──────── Data supplied

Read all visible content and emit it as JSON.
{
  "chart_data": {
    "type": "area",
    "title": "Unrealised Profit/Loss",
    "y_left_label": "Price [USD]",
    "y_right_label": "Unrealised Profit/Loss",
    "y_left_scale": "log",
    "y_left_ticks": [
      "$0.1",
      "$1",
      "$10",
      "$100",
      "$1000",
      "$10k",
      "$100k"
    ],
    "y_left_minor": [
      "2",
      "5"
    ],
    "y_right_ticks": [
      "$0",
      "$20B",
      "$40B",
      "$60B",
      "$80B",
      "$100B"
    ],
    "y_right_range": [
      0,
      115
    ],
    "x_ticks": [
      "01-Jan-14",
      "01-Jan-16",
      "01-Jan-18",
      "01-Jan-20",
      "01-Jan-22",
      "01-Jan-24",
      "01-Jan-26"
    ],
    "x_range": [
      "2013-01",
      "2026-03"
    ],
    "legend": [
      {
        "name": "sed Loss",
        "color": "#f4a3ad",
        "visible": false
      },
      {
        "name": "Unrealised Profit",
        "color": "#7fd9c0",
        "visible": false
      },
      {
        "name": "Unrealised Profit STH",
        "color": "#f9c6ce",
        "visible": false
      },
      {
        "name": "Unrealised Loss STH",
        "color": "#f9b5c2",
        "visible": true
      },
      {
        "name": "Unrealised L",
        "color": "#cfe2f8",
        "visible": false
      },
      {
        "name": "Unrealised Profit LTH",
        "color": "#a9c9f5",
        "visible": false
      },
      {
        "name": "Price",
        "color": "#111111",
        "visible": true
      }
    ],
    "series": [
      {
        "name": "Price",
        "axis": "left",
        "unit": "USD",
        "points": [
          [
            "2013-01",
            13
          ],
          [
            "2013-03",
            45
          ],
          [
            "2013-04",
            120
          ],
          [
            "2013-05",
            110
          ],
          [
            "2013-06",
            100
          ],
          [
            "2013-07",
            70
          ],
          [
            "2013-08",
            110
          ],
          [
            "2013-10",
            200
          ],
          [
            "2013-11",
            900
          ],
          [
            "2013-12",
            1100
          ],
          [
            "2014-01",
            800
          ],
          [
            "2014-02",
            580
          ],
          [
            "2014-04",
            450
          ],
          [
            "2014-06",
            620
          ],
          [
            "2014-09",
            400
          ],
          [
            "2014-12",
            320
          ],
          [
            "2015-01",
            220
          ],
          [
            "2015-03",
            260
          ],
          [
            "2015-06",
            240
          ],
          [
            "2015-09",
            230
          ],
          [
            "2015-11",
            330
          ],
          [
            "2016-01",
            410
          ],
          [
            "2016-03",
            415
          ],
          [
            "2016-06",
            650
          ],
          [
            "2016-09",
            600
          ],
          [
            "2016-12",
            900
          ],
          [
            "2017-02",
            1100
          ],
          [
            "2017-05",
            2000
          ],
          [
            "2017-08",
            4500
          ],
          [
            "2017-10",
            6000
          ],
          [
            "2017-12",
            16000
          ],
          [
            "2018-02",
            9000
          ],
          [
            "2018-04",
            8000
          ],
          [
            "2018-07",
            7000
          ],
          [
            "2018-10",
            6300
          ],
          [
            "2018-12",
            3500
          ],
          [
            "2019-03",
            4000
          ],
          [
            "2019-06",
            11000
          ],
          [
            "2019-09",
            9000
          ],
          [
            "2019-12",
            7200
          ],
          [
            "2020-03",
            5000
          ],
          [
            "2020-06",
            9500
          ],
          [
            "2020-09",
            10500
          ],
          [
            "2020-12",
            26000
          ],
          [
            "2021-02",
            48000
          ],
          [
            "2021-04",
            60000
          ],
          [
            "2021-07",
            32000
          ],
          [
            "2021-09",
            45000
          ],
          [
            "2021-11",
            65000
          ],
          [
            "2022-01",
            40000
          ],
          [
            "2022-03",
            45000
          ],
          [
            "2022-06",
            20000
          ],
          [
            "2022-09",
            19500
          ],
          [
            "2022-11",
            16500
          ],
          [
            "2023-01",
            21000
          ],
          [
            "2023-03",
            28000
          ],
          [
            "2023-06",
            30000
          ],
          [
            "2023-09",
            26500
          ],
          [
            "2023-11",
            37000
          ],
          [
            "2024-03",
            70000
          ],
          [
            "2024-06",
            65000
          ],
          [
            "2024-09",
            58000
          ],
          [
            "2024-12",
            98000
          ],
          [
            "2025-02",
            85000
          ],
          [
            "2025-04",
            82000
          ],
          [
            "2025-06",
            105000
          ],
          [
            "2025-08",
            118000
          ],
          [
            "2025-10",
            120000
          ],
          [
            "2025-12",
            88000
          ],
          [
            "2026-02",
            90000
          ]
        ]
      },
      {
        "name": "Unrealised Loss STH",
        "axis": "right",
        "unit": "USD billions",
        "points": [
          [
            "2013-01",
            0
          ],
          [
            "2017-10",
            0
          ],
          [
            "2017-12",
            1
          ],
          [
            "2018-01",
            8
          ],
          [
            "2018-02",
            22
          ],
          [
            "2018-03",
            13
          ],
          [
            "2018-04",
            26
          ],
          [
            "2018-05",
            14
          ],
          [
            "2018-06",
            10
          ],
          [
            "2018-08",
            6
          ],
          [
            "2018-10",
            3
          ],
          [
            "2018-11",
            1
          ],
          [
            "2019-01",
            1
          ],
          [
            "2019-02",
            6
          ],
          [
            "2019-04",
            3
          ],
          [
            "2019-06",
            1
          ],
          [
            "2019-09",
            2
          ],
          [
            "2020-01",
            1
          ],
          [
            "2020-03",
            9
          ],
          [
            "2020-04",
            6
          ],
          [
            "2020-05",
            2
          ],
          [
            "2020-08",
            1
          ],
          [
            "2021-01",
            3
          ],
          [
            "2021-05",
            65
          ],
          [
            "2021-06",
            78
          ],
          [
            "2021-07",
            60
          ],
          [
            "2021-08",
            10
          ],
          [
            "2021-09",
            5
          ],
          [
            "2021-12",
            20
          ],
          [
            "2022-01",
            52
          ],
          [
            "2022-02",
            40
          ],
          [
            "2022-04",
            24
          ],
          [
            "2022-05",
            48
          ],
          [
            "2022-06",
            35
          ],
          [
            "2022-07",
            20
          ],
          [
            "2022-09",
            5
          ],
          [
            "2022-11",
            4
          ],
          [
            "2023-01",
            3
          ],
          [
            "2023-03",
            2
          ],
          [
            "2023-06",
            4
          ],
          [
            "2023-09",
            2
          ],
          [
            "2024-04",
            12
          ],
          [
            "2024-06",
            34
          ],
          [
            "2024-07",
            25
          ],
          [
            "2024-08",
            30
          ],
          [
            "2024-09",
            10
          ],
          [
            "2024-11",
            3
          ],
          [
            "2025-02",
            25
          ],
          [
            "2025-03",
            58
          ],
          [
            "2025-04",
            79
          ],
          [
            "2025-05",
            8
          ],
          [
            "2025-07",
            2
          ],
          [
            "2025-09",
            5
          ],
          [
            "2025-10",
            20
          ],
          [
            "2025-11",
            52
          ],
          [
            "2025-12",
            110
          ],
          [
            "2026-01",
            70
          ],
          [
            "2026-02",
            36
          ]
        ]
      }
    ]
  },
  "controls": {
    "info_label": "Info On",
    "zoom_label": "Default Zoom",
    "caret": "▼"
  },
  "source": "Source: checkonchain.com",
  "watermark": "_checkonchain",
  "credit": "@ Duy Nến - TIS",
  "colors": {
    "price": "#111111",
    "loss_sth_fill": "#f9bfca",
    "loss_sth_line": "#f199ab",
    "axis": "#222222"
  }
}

────────────────

▶ [Exercise requirements] The full set of records should be duplicated exactly.

▶ [Reply to the task]
Read all visible content and emit it as JSON.
{
  "chart_data": {
    "type": "area",
    "title": "Unrealised Profit/Loss",
    "y_left_label": "Price [USD]",
    "y_right_label": "Unrealised Profit/Loss",
    "y_left_scale": "log",
    "y_left_ticks": [
      "$0.1",
      "$1",
      "$10",
      "$100",
      "$1000",
      "$10k",
      "$100k"
    ],
    "y_left_minor": [
      "2",
      "5"
    ],
    "y_right_ticks": [
      "$0",
      "$20B",
      "$40B",
      "$60B",
      "$80B",
      "$100B"
    ],
    "y_right_range": [
      0,
      115
    ],
    "x_ticks": [
      "01-Jan-14",
      "01-Jan-16",
      "01-Jan-18",
      "01-Jan-20",
      "01-Jan-22",
      "01-Jan-24",
      "01-Jan-26"
    ],
    "x_range": [
      "2013-01",
      "2026-03"
    ],
    "legend": [
      {
        "name": "sed Loss",
        "color": "#f4a3ad",
        "visible": false
      },
      {
        "name": "Unrealised Profit",
        "color": "#7fd9c0",
        "visible": false
      },
      {
        "name": "Unrealised Profit STH",
        "color": "#f9c6ce",
        "visible": false
      },
      {
        "name": "Unrealised Loss STH",
        "color": "#f9b5c2",
        "visible": true
      },
      {
        "name": "Unrealised L",
        "color": "#cfe2f8",
        "visible": false
      },
      {
        "name": "Unrealised Profit LTH",
        "color": "#a9c9f5",
        "visible": false
      },
      {
        "name": "Price",
        "color": "#111111",
        "visible": true
      }
    ],
    "series": [
      {
        "name": "Price",
        "axis": "left",
        "unit": "USD",
        "points": [
          [
            "2013-01",
            13
          ],
          [
            "2013-03",
            45
          ],
          [
            "2013-04",
            120
          ],
          [
            "2013-05",
            110
          ],
          [
            "2013-06",
            100
          ],
          [
            "2013-07",
            70
          ],
          [
            "2013-08",
            110
          ],
          [
            "2013-10",
            200
          ],
          [
            "2013-11",
            900
          ],
          [
            "2013-12",
            1100
          ],
          [
            "2014-01",
            800
          ],
          [
            "2014-02",
            580
          ],
          [
            "2014-04",
            450
          ],
          [
            "2014-06",
            620
          ],
          [
            "2014-09",
            400
          ],
          [
            "2014-12",
            320
          ],
          [
            "2015-01",
            220
          ],
          [
            "2015-03",
            260
          ],
          [
            "2015-06",
            240
          ],
          [
            "2015-09",
            230
          ],
          [
            "2015-11",
            330
          ],
          [
            "2016-01",
            410
          ],
          [
            "2016-03",
            415
          ],
          [
            "2016-06",
            650
          ],
          [
            "2016-09",
            600
          ],
          [
            "2016-12",
            900
          ],
          [
            "2017-02",
            1100
          ],
          [
            "2017-05",
            2000
          ],
          [
            "2017-08",
            4500
          ],
          [
            "2017-10",
            6000
          ],
          [
            "2017-12",
            16000
          ],
          [
            "2018-02",
            9000
          ],
          [
            "2018-04",
            8000
          ],
          [
            "2018-07",
            7000
          ],
          [
            "2018-10",
            6300
          ],
          [
            "2018-12",
            3500
          ],
          [
            "2019-03",
            4000
          ],
          [
            "2019-06",
            11000
          ],
          [
            "2019-09",
            9000
          ],
          [
            "2019-12",
            7200
          ],
          [
            "2020-03",
            5000
          ],
          [
            "2020-06",
            9500
          ],
          [
            "2020-09",
            10500
          ],
          [
            "2020-12",
            26000
          ],
          [
            "2021-02",
            48000
          ],
          [
            "2021-04",
            60000
          ],
          [
            "2021-07",
            32000
          ],
          [
            "2021-09",
            45000
          ],
          [
            "2021-11",
            65000
          ],
          [
            "2022-01",
            40000
          ],
          [
            "2022-03",
            45000
          ],
          [
            "2022-06",
            20000
          ],
          [
            "2022-09",
            19500
          ],
          [
            "2022-11",
            16500
          ],
          [
            "2023-01",
            21000
          ],
          [
            "2023-03",
            28000
          ],
          [
            "2023-06",
            30000
          ],
          [
            "2023-09",
            26500
          ],
          [
            "2023-11",
            37000
          ],
          [
            "2024-03",
            70000
          ],
          [
            "2024-06",
            65000
          ],
          [
            "2024-09",
            58000
          ],
          [
            "2024-12",
            98000
          ],
          [
            "2025-02",
            85000
          ],
          [
            "2025-04",
            82000
          ],
          [
            "2025-06",
            105000
          ],
          [
            "2025-08",
            118000
          ],
          [
            "2025-10",
            120000
          ],
          [
            "2025-12",
            88000
          ],
          [
            "2026-02",
            90000
          ]
        ]
      },
      {
        "name": "Unrealised Loss STH",
        "axis": "right",
        "unit": "USD billions",
        "points": [
          [
            "2013-01",
            0
          ],
          [
            "2017-10",
            0
          ],
          [
            "2017-12",
            1
          ],
          [
            "2018-01",
            8
          ],
          [
            "2018-02",
            22
          ],
          [
            "2018-03",
            13
          ],
          [
            "2018-04",
            26
          ],
          [
            "2018-05",
            14
          ],
          [
            "2018-06",
            10
          ],
          [
            "2018-08",
            6
          ],
          [
            "2018-10",
            3
          ],
          [
            "2018-11",
            1
          ],
          [
            "2019-01",
            1
          ],
          [
            "2019-02",
            6
          ],
          [
            "2019-04",
            3
          ],
          [
            "2019-06",
            1
          ],
          [
            "2019-09",
            2
          ],
          [
            "2020-01",
            1
          ],
          [
            "2020-03",
            9
          ],
          [
            "2020-04",
            6
          ],
          [
            "2020-05",
            2
          ],
          [
            "2020-08",
            1
          ],
          [
            "2021-01",
            3
          ],
          [
            "2021-05",
            65
          ],
          [
            "2021-06",
            78
          ],
          [
            "2021-07",
            60
          ],
          [
            "2021-08",
            10
          ],
          [
            "2021-09",
            5
          ],
          [
            "2021-12",
            20
          ],
          [
            "2022-01",
            52
          ],
          [
            "2022-02",
            40
          ],
          [
            "2022-04",
            24
          ],
          [
            "2022-05",
            48
          ],
          [
            "2022-06",
            35
          ],
          [
            "2022-07",
            20
          ],
          [
            "2022-09",
            5
          ],
          [
            "2022-11",
            4
          ],
          [
            "2023-01",
            3
          ],
          [
            "2023-03",
            2
          ],
          [
            "2023-06",
            4
          ],
          [
            "2023-09",
            2
          ],
          [
            "2024-04",
            12
          ],
          [
            "2024-06",
            34
          ],
          [
            "2024-07",
            25
          ],
          [
            "2024-08",
            30
          ],
          [
            "2024-09",
            10
          ],
          [
            "2024-11",
            3
          ],
          [
            "2025-02",
            25
          ],
          [
            "2025-03",
            58
          ],
          [
            "2025-04",
            79
          ],
          [
            "2025-05",
            8
          ],
          [
            "2025-07",
            2
          ],
          [
            "2025-09",
            5
          ],
          [
            "2025-10",
            20
          ],
          [
            "2025-11",
            52
          ],
          [
            "2025-12",
            110
          ],
          [
            "2026-01",
            70
          ],
          [
            "2026-02",
            36
          ]
        ]
      }
    ]
  },
  "controls": {
    "info_label": "Info On",
    "zoom_label": "Default Zoom",
    "caret": "▼"
  },
  "source": "Source: checkonchain.com",
  "watermark": "_checkonchain",
  "credit": "@ Duy Nến - TIS",
  "colors": {
    "price": "#111111",
    "loss_sth_fill": "#f9bfca",
    "loss_sth_line": "#f199ab",
    "axis": "#222222"
  }
}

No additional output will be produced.